Copy out the data exactly, leaving the pictures behind.

_ _ _ _

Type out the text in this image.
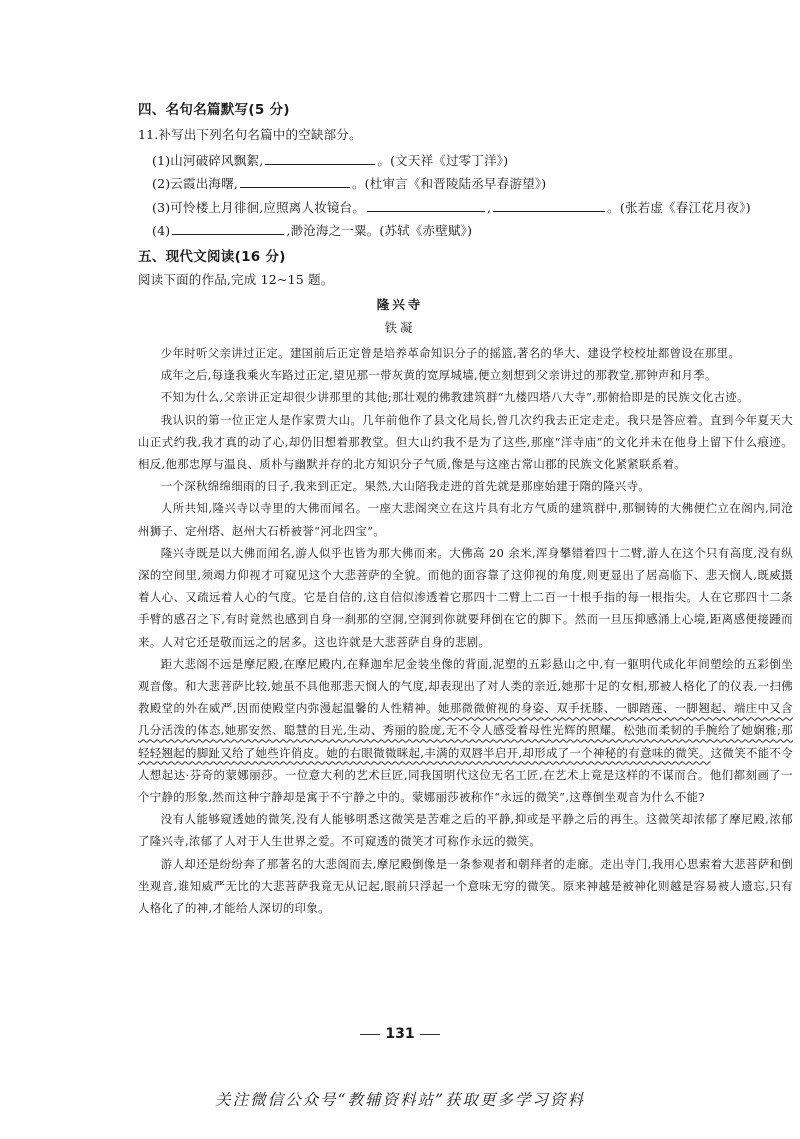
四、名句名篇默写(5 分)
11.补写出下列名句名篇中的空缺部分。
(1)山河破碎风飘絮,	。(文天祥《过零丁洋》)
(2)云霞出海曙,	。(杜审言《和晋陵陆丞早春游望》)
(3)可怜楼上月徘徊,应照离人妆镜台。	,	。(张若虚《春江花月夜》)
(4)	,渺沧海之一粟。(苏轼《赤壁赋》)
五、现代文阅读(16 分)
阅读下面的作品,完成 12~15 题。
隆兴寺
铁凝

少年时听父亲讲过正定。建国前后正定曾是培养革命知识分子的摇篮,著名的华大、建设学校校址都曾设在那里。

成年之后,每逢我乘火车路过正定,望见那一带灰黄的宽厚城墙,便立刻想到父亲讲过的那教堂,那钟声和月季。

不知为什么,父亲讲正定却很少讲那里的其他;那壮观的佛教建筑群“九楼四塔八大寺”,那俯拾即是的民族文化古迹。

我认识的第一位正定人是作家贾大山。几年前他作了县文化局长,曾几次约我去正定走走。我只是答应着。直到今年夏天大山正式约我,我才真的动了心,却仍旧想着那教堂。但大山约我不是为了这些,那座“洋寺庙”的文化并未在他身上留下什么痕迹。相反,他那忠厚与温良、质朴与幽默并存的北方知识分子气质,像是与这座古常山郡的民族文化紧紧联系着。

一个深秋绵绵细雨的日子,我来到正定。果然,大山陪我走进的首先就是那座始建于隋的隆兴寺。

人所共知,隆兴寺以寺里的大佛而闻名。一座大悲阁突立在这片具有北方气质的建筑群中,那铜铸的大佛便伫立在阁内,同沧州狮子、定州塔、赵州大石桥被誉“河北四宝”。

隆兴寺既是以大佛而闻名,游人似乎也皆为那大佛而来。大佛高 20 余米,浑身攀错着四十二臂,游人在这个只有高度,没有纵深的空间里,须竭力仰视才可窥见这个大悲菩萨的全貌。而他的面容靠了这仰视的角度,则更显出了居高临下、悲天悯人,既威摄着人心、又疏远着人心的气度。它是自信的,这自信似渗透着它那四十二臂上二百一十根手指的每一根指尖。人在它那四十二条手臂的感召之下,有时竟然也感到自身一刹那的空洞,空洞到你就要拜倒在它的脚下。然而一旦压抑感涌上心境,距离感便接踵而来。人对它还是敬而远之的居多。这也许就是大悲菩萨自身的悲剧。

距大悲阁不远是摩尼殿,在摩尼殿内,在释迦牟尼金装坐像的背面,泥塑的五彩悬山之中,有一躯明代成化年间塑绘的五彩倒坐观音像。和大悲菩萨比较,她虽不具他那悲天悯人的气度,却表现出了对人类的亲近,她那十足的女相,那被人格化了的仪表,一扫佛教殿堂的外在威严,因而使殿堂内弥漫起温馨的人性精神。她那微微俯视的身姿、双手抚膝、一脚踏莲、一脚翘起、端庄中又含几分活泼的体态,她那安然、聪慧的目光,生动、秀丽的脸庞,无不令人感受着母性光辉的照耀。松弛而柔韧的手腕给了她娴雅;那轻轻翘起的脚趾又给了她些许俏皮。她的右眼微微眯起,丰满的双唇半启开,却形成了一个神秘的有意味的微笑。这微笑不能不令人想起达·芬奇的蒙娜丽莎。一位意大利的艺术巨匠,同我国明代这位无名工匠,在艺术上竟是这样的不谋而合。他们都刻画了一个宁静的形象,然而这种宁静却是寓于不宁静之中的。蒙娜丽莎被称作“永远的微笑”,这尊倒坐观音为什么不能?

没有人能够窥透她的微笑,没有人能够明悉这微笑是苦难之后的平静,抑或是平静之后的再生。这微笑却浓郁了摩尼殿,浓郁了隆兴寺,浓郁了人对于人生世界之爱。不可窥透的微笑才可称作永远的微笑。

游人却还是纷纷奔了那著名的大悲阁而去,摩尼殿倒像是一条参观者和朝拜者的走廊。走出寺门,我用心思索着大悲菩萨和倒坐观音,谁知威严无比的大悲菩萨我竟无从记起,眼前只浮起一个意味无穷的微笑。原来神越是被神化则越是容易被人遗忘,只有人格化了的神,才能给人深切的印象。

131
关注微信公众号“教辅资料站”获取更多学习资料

_ _ _ _

▶ [Exercise answer]
Type out the text in this image.
四、名句名篇默写(5 分)
11.补写出下列名句名篇中的空缺部分。
(1)山河破碎风飘絮,	。(文天祥《过零丁洋》)
(2)云霞出海曙,	。(杜审言《和晋陵陆丞早春游望》)
(3)可怜楼上月徘徊,应照离人妆镜台。	,	。(张若虚《春江花月夜》)
(4)	,渺沧海之一粟。(苏轼《赤壁赋》)
五、现代文阅读(16 分)
阅读下面的作品,完成 12~15 题。
隆兴寺
铁凝

少年时听父亲讲过正定。建国前后正定曾是培养革命知识分子的摇篮,著名的华大、建设学校校址都曾设在那里。

成年之后,每逢我乘火车路过正定,望见那一带灰黄的宽厚城墙,便立刻想到父亲讲过的那教堂,那钟声和月季。

不知为什么,父亲讲正定却很少讲那里的其他;那壮观的佛教建筑群“九楼四塔八大寺”,那俯拾即是的民族文化古迹。

我认识的第一位正定人是作家贾大山。几年前他作了县文化局长,曾几次约我去正定走走。我只是答应着。直到今年夏天大山正式约我,我才真的动了心,却仍旧想着那教堂。但大山约我不是为了这些,那座“洋寺庙”的文化并未在他身上留下什么痕迹。相反,他那忠厚与温良、质朴与幽默并存的北方知识分子气质,像是与这座古常山郡的民族文化紧紧联系着。

一个深秋绵绵细雨的日子,我来到正定。果然,大山陪我走进的首先就是那座始建于隋的隆兴寺。

人所共知,隆兴寺以寺里的大佛而闻名。一座大悲阁突立在这片具有北方气质的建筑群中,那铜铸的大佛便伫立在阁内,同沧州狮子、定州塔、赵州大石桥被誉“河北四宝”。

隆兴寺既是以大佛而闻名,游人似乎也皆为那大佛而来。大佛高 20 余米,浑身攀错着四十二臂,游人在这个只有高度,没有纵深的空间里,须竭力仰视才可窥见这个大悲菩萨的全貌。而他的面容靠了这仰视的角度,则更显出了居高临下、悲天悯人,既威摄着人心、又疏远着人心的气度。它是自信的,这自信似渗透着它那四十二臂上二百一十根手指的每一根指尖。人在它那四十二条手臂的感召之下,有时竟然也感到自身一刹那的空洞,空洞到你就要拜倒在它的脚下。然而一旦压抑感涌上心境,距离感便接踵而来。人对它还是敬而远之的居多。这也许就是大悲菩萨自身的悲剧。

距大悲阁不远是摩尼殿,在摩尼殿内,在释迦牟尼金装坐像的背面,泥塑的五彩悬山之中,有一躯明代成化年间塑绘的五彩倒坐观音像。和大悲菩萨比较,她虽不具他那悲天悯人的气度,却表现出了对人类的亲近,她那十足的女相,那被人格化了的仪表,一扫佛教殿堂的外在威严,因而使殿堂内弥漫起温馨的人性精神。她那微微俯视的身姿、双手抚膝、一脚踏莲、一脚翘起、端庄中又含几分活泼的体态,她那安然、聪慧的目光,生动、秀丽的脸庞,无不令人感受着母性光辉的照耀。松弛而柔韧的手腕给了她娴雅;那轻轻翘起的脚趾又给了她些许俏皮。她的右眼微微眯起,丰满的双唇半启开,却形成了一个神秘的有意味的微笑。这微笑不能不令人想起达·芬奇的蒙娜丽莎。一位意大利的艺术巨匠,同我国明代这位无名工匠,在艺术上竟是这样的不谋而合。他们都刻画了一个宁静的形象,然而这种宁静却是寓于不宁静之中的。蒙娜丽莎被称作“永远的微笑”,这尊倒坐观音为什么不能?

没有人能够窥透她的微笑,没有人能够明悉这微笑是苦难之后的平静,抑或是平静之后的再生。这微笑却浓郁了摩尼殿,浓郁了隆兴寺,浓郁了人对于人生世界之爱。不可窥透的微笑才可称作永远的微笑。

游人却还是纷纷奔了那著名的大悲阁而去,摩尼殿倒像是一条参观者和朝拜者的走廊。走出寺门,我用心思索着大悲菩萨和倒坐观音,谁知威严无比的大悲菩萨我竟无从记起,眼前只浮起一个意味无穷的微笑。原来神越是被神化则越是容易被人遗忘,只有人格化了的神,才能给人深切的印象。

131
关注微信公众号“教辅资料站”获取更多学习资料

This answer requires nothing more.